-- BEGIN Provided entries --
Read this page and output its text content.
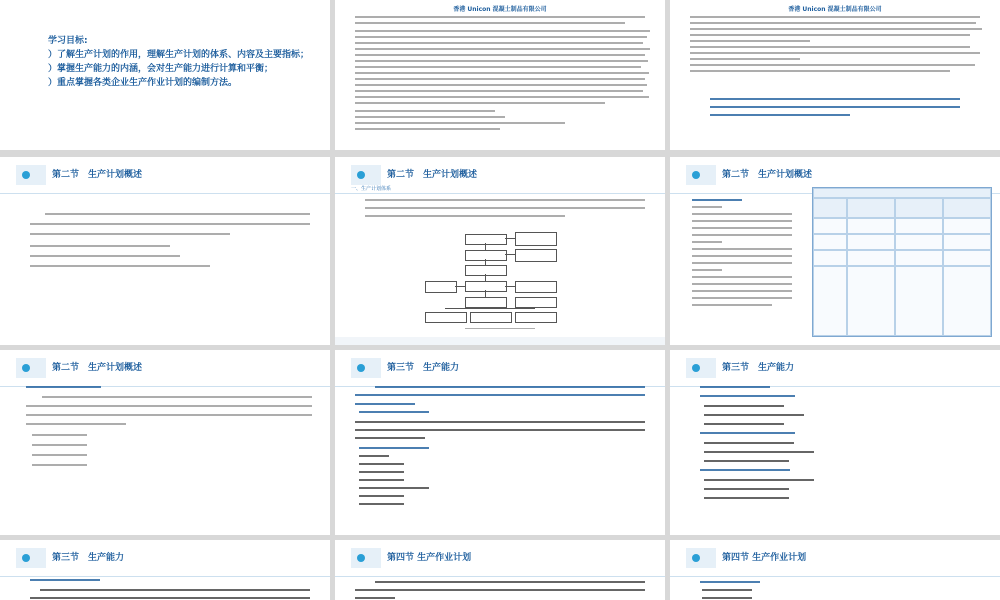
学习目标:
）了解生产计划的作用，理解生产计划的体系、内容及主要指标；
）掌握生产能力的内涵，会对生产能力进行计算和平衡；
）重点掌握各类企业生产作业计划的编制方法。
香港 Unicon 混凝土制品有限公司	香港 Unicon 混凝土制品有限公司
第二节　生产计划概述	第二节　生产计划概述
一、生产计划体系
第二节　生产计划概述
第二节　生产计划概述	第三节　生产能力	第三节　生产能力
第三节　生产能力	第四节 生产作业计划	第四节 生产作业计划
-- END Provided entries --
Written task: Your copy of the data should match it exactly, except that pictures are left out.

Task response:
Read this page and output its text content.
学习目标:
）了解生产计划的作用，理解生产计划的体系、内容及主要指标；
）掌握生产能力的内涵，会对生产能力进行计算和平衡；
）重点掌握各类企业生产作业计划的编制方法。
香港 Unicon 混凝土制品有限公司	香港 Unicon 混凝土制品有限公司
第二节　生产计划概述	第二节　生产计划概述
一、生产计划体系
第二节　生产计划概述
第二节　生产计划概述	第三节　生产能力	第三节　生产能力
第三节　生产能力	第四节 生产作业计划	第四节 生产作业计划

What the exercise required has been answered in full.